◆ THE INPUT ◆
(begin)
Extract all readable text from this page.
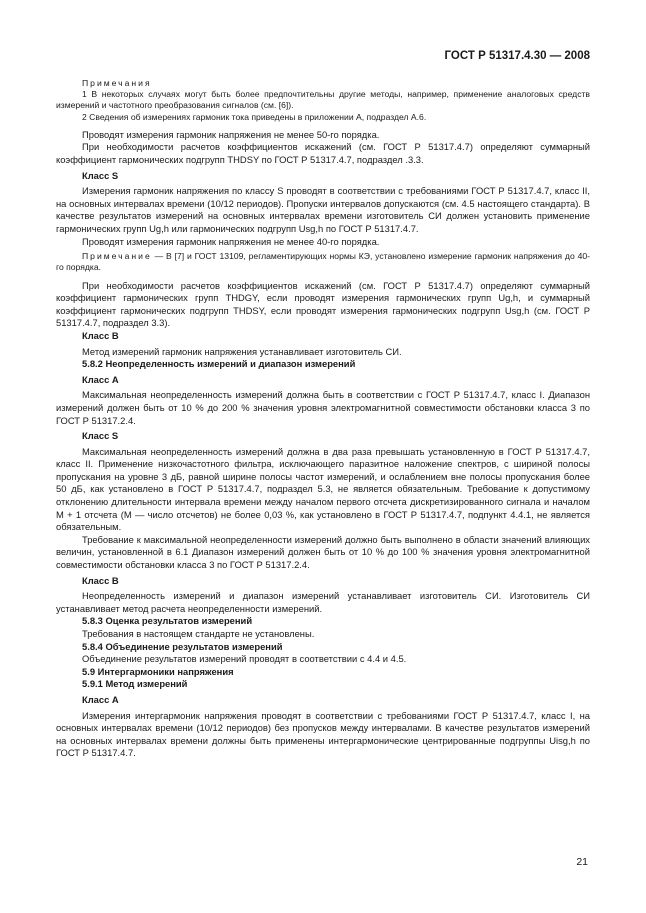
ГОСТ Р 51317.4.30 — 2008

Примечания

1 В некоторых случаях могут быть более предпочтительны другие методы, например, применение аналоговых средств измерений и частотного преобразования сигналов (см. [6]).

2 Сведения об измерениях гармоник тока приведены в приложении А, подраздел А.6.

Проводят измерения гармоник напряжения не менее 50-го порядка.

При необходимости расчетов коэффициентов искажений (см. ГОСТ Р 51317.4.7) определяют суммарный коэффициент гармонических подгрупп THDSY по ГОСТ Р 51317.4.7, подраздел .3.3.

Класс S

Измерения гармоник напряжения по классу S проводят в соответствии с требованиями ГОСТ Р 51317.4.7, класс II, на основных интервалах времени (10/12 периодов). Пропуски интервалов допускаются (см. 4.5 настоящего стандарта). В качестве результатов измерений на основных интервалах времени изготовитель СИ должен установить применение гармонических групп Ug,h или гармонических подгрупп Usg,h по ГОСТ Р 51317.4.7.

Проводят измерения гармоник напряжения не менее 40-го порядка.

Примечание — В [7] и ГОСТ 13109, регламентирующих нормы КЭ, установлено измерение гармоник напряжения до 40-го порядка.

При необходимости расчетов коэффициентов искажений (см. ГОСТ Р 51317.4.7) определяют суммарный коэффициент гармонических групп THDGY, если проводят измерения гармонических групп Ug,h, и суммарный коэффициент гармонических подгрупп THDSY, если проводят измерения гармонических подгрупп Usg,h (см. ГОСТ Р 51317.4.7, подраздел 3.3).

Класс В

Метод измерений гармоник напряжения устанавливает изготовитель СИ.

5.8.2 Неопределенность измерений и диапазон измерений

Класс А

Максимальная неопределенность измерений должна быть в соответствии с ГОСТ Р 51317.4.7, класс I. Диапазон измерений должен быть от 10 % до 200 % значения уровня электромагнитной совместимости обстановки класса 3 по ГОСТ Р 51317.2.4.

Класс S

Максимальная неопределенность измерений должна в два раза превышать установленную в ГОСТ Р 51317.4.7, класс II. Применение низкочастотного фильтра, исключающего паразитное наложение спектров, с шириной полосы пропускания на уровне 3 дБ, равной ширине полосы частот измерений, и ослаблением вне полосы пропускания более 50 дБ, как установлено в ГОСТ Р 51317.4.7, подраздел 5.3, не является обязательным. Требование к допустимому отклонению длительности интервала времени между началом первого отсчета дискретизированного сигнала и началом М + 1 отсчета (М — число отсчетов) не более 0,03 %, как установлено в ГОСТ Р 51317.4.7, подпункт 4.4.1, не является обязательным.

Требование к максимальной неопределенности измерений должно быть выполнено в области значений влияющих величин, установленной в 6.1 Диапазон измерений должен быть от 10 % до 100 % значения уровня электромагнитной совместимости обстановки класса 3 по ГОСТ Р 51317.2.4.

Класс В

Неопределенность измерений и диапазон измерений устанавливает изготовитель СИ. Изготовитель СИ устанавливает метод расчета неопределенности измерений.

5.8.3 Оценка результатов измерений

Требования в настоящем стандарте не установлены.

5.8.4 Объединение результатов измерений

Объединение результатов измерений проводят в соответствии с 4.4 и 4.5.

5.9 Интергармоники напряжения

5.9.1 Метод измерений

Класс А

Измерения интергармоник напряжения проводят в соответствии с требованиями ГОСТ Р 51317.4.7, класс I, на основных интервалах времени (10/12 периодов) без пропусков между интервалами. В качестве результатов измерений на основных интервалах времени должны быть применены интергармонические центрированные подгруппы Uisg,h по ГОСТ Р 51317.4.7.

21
(end)
(begin)
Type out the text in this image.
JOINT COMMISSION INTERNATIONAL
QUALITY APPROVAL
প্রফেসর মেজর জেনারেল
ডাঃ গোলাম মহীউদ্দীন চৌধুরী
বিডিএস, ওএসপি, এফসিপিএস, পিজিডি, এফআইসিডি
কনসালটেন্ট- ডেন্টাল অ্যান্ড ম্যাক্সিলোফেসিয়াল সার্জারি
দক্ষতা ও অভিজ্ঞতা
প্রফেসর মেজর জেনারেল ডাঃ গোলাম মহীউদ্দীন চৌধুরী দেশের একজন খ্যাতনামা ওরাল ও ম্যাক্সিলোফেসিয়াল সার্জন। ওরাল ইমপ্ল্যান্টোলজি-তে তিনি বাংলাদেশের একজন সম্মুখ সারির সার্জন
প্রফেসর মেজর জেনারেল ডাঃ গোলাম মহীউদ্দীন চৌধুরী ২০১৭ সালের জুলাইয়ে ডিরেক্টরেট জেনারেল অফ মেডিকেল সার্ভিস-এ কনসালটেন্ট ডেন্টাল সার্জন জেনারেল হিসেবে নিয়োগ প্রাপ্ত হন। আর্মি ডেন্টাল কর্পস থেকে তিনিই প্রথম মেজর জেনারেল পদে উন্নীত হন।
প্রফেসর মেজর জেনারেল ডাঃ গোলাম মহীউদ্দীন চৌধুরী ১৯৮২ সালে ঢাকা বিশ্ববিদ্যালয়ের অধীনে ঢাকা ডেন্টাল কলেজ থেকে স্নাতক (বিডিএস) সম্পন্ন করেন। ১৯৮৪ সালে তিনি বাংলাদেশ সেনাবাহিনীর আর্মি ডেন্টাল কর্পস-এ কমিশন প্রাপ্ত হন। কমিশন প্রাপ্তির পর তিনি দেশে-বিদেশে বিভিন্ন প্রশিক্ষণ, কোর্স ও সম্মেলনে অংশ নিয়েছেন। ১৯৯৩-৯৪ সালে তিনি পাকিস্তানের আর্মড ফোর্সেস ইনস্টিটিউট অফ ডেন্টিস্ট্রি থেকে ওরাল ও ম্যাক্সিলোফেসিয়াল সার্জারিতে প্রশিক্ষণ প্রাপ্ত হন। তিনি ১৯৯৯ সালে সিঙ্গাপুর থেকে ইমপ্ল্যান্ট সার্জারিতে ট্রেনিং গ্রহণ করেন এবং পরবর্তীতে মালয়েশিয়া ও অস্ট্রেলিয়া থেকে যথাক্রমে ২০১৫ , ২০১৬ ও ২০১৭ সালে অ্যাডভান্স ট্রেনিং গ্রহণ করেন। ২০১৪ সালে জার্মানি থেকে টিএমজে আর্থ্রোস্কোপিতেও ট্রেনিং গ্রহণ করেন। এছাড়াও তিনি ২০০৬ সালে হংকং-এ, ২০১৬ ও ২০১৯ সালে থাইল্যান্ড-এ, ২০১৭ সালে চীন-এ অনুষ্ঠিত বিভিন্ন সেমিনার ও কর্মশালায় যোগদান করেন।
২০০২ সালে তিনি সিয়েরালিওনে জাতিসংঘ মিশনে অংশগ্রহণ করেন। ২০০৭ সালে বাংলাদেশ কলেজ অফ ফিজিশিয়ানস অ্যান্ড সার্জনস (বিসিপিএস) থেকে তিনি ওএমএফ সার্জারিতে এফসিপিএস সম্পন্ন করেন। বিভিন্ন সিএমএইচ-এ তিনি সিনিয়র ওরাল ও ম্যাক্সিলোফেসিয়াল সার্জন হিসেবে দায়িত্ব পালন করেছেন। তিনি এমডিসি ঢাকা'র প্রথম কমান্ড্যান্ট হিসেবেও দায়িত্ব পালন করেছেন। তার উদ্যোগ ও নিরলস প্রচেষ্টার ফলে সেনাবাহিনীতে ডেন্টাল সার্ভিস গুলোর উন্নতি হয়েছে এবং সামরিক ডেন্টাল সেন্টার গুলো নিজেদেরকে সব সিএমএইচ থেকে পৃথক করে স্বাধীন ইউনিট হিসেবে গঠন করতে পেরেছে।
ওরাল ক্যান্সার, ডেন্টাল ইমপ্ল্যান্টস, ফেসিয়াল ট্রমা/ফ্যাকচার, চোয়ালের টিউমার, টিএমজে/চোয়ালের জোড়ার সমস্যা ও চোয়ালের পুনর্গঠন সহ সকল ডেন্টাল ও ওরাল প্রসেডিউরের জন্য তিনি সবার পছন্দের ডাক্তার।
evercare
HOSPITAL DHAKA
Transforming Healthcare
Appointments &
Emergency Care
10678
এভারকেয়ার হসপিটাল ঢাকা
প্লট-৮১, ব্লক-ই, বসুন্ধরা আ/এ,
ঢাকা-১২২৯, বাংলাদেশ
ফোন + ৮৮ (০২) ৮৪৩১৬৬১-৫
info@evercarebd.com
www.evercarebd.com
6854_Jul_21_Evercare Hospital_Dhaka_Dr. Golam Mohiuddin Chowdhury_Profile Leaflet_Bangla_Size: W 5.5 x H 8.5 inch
(end)
(begin)
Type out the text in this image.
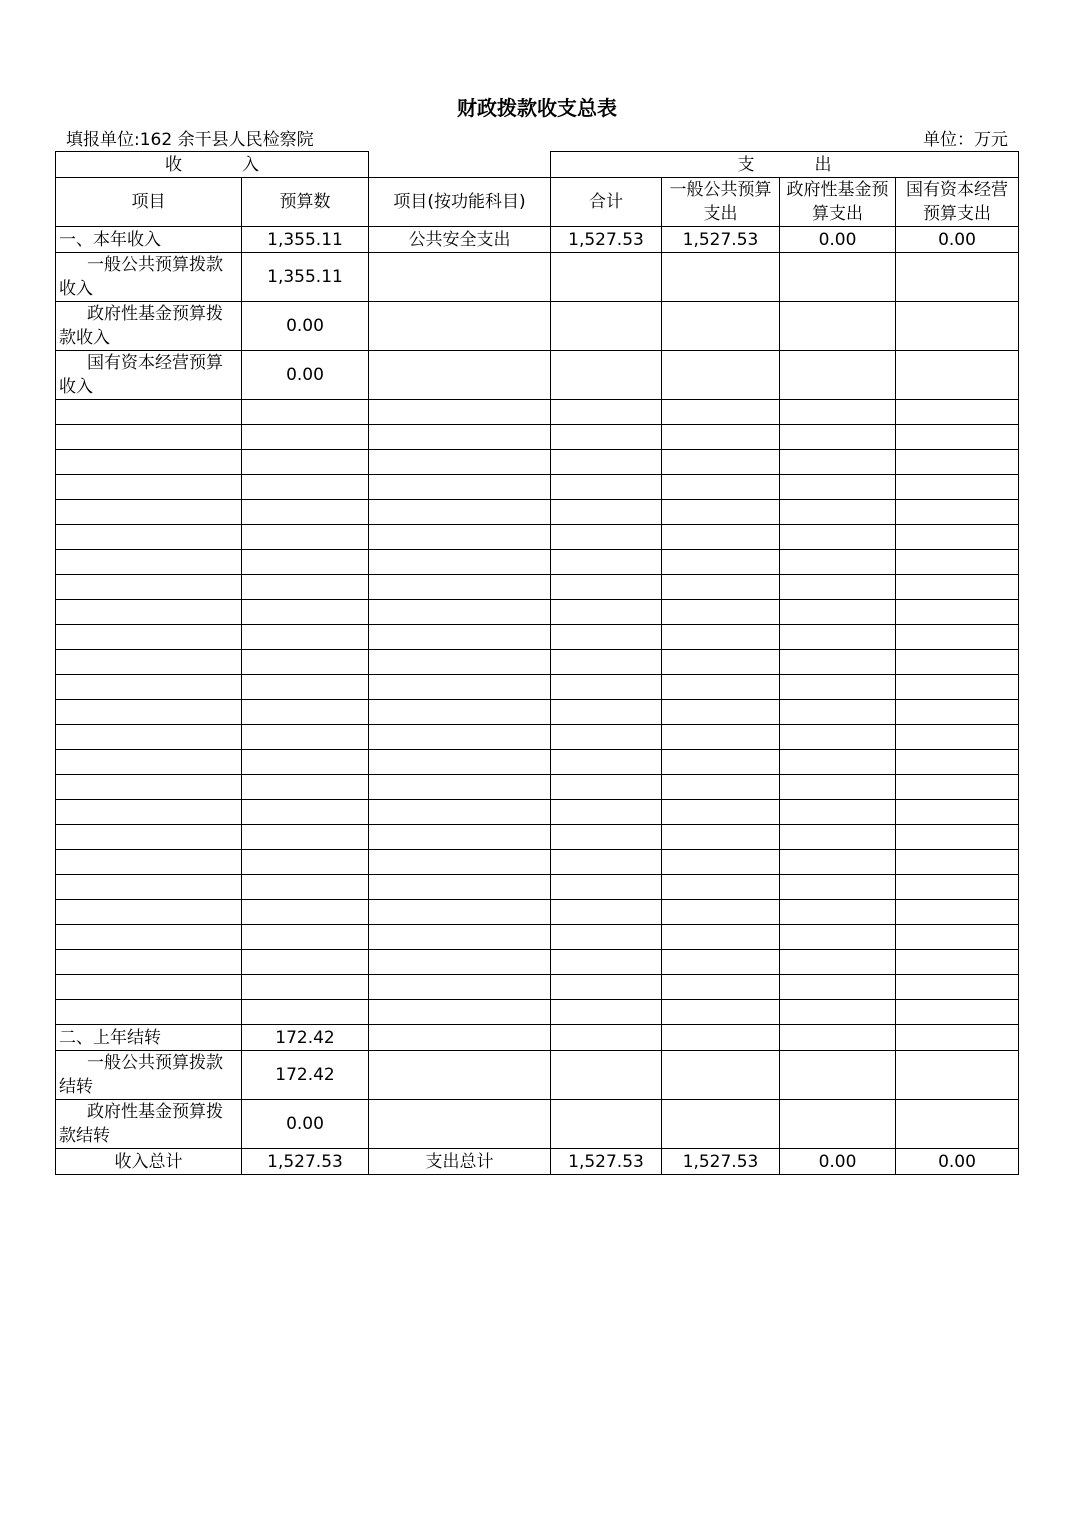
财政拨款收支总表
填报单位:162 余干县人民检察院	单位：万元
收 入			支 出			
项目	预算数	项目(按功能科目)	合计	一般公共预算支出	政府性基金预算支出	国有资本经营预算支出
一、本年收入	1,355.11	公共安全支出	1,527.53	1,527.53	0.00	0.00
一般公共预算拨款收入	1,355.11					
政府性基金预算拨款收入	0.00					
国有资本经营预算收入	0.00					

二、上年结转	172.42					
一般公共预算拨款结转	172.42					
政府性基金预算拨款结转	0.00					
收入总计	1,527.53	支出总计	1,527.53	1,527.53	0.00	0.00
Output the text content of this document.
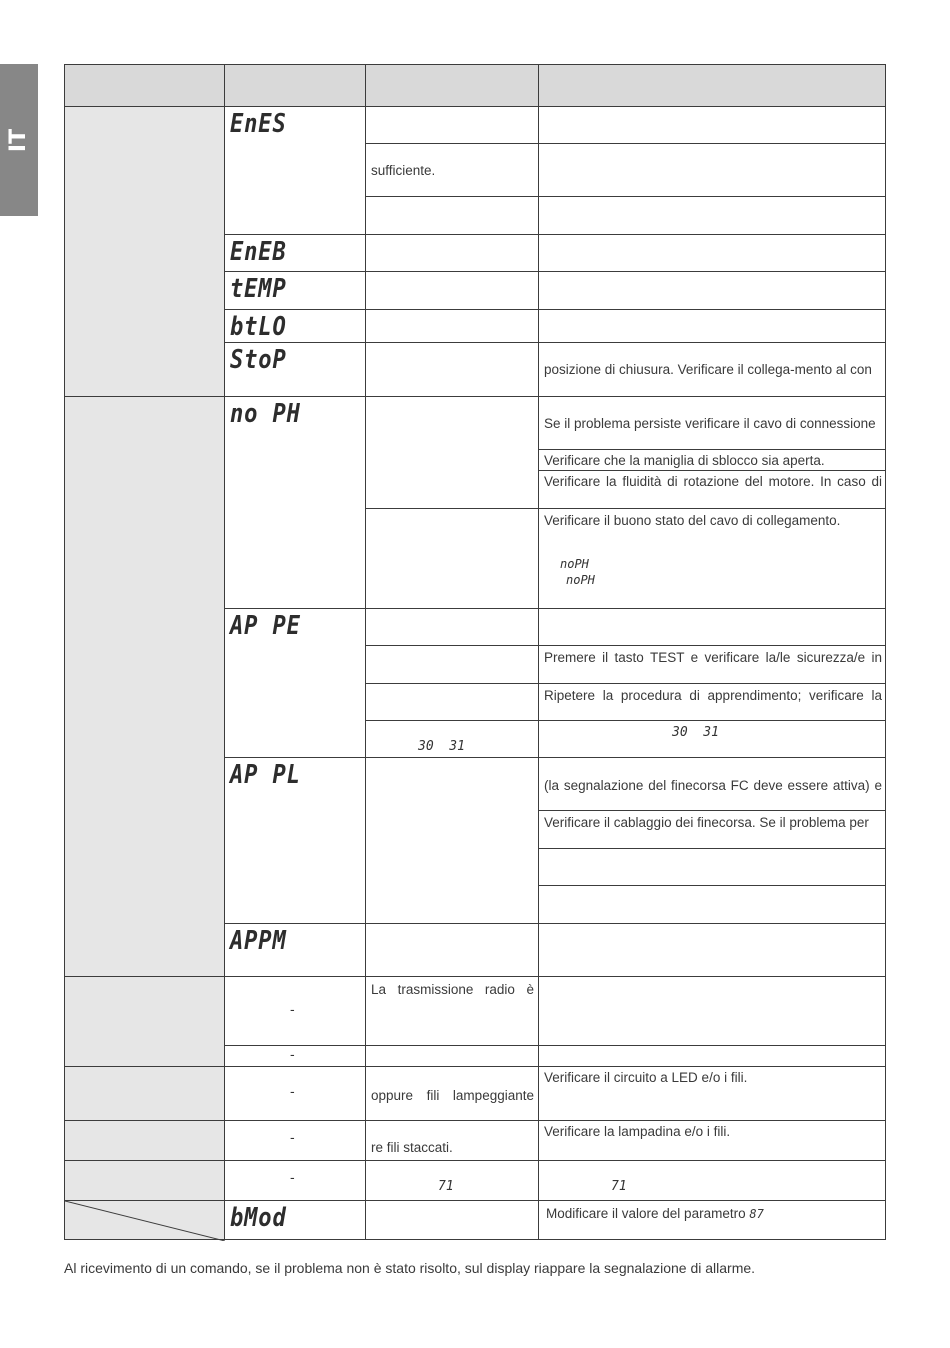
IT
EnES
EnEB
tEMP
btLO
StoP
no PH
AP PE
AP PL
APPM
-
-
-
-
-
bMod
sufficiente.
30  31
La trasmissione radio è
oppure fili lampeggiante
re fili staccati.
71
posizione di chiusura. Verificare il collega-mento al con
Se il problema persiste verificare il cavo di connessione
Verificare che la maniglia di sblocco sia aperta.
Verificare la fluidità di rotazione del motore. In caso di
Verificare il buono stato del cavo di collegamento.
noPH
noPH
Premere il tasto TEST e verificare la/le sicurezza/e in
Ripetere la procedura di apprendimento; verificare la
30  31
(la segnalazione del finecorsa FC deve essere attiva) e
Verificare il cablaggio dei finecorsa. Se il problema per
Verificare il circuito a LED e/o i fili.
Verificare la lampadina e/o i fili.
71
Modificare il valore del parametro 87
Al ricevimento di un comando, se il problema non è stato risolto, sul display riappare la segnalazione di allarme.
(end)
◆ STATED PROBLEM ◆
Find how many of the lines above have the word "text" in them. State only that number.

◆ OUTPUT ◆
4